Given exercise: Set the data down again, exactly as it reads, but without the pictures.
— Begin Dataset records —
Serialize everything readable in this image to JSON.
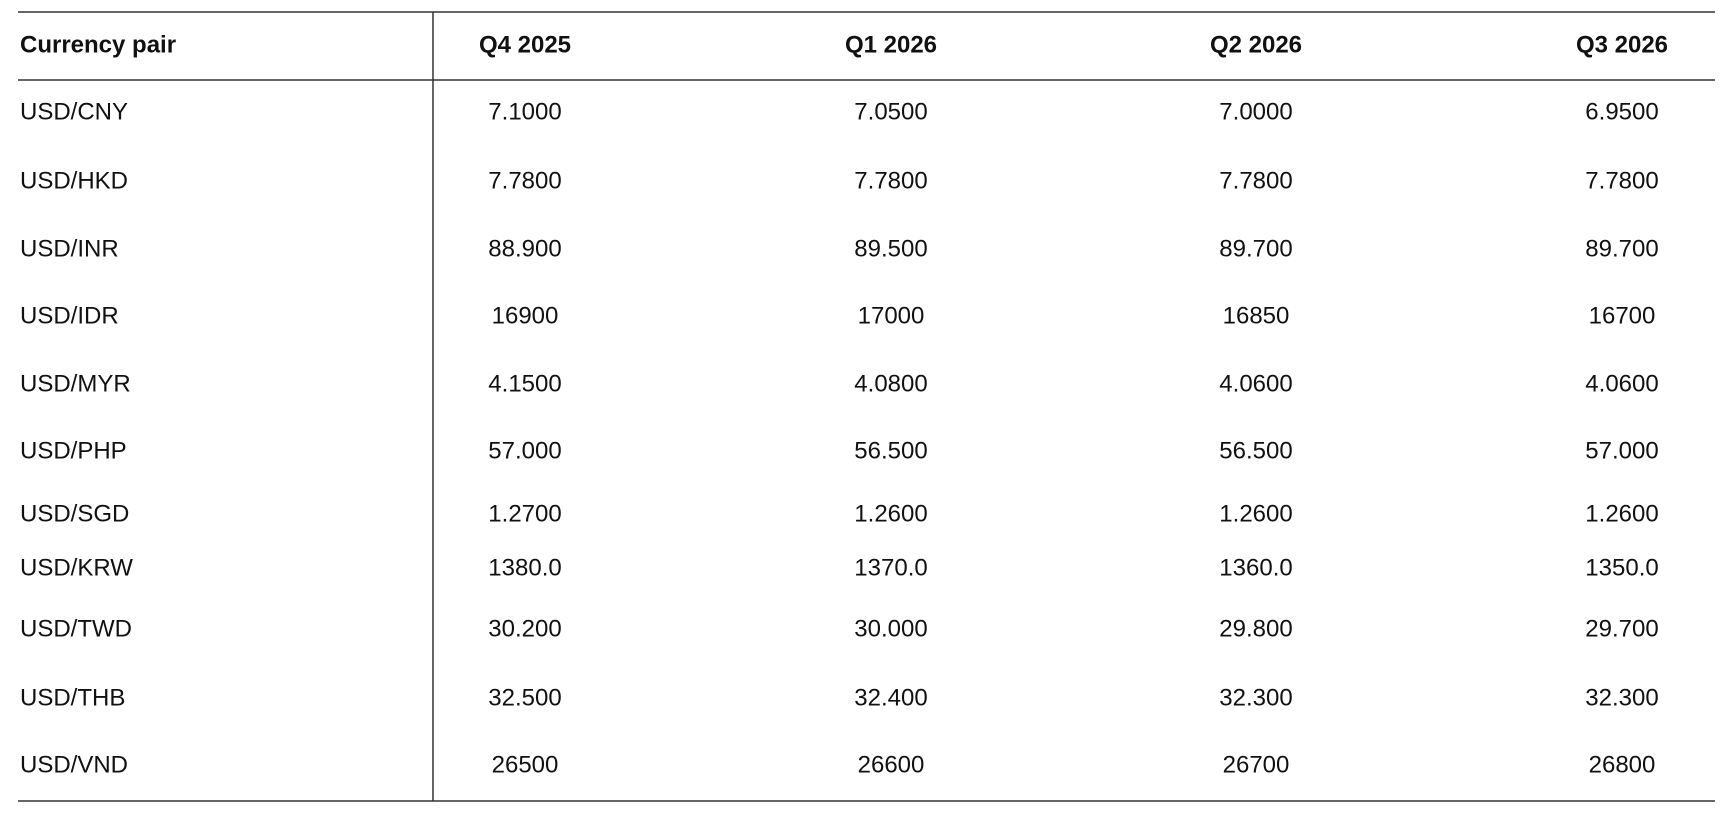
{
  "table": {
    "header": [
      "Currency pair",
      "Q4 2025",
      "Q1 2026",
      "Q2 2026",
      "Q3 2026"
    ],
    "rows": [
      [
        "USD/CNY",
        "7.1000",
        "7.0500",
        "7.0000",
        "6.9500"
      ],
      [
        "USD/HKD",
        "7.7800",
        "7.7800",
        "7.7800",
        "7.7800"
      ],
      [
        "USD/INR",
        "88.900",
        "89.500",
        "89.700",
        "89.700"
      ],
      [
        "USD/IDR",
        "16900",
        "17000",
        "16850",
        "16700"
      ],
      [
        "USD/MYR",
        "4.1500",
        "4.0800",
        "4.0600",
        "4.0600"
      ],
      [
        "USD/PHP",
        "57.000",
        "56.500",
        "56.500",
        "57.000"
      ],
      [
        "USD/SGD",
        "1.2700",
        "1.2600",
        "1.2600",
        "1.2600"
      ],
      [
        "USD/KRW",
        "1380.0",
        "1370.0",
        "1360.0",
        "1350.0"
      ],
      [
        "USD/TWD",
        "30.200",
        "30.000",
        "29.800",
        "29.700"
      ],
      [
        "USD/THB",
        "32.500",
        "32.400",
        "32.300",
        "32.300"
      ],
      [
        "USD/VND",
        "26500",
        "26600",
        "26700",
        "26800"
      ]
    ]
  }
}
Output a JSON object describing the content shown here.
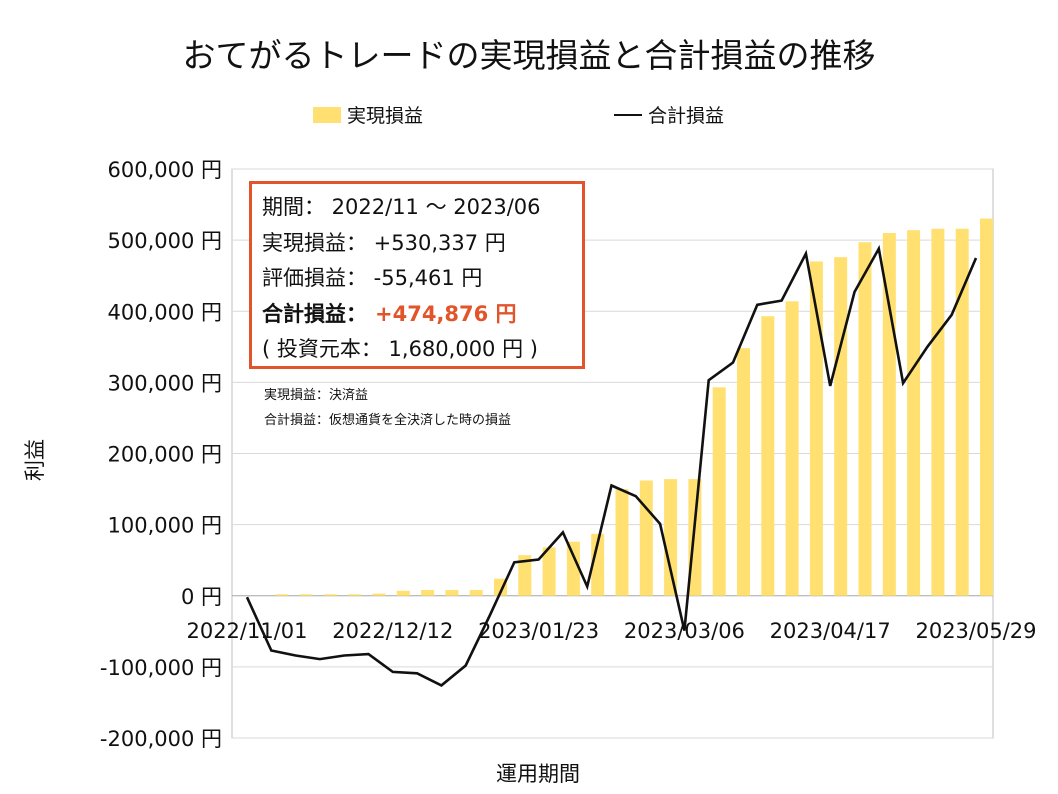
— End Dataset records —
Result below:
Serialize everything readable in this image to JSON.
{
  "table": {
    "header": [
      "Currency pair",
      "Q4 2025",
      "Q1 2026",
      "Q2 2026",
      "Q3 2026"
    ],
    "rows": [
      [
        "USD/CNY",
        "7.1000",
        "7.0500",
        "7.0000",
        "6.9500"
      ],
      [
        "USD/HKD",
        "7.7800",
        "7.7800",
        "7.7800",
        "7.7800"
      ],
      [
        "USD/INR",
        "88.900",
        "89.500",
        "89.700",
        "89.700"
      ],
      [
        "USD/IDR",
        "16900",
        "17000",
        "16850",
        "16700"
      ],
      [
        "USD/MYR",
        "4.1500",
        "4.0800",
        "4.0600",
        "4.0600"
      ],
      [
        "USD/PHP",
        "57.000",
        "56.500",
        "56.500",
        "57.000"
      ],
      [
        "USD/SGD",
        "1.2700",
        "1.2600",
        "1.2600",
        "1.2600"
      ],
      [
        "USD/KRW",
        "1380.0",
        "1370.0",
        "1360.0",
        "1350.0"
      ],
      [
        "USD/TWD",
        "30.200",
        "30.000",
        "29.800",
        "29.700"
      ],
      [
        "USD/THB",
        "32.500",
        "32.400",
        "32.300",
        "32.300"
      ],
      [
        "USD/VND",
        "26500",
        "26600",
        "26700",
        "26800"
      ]
    ]
  }
}
Output a JSON object describing the content shown here.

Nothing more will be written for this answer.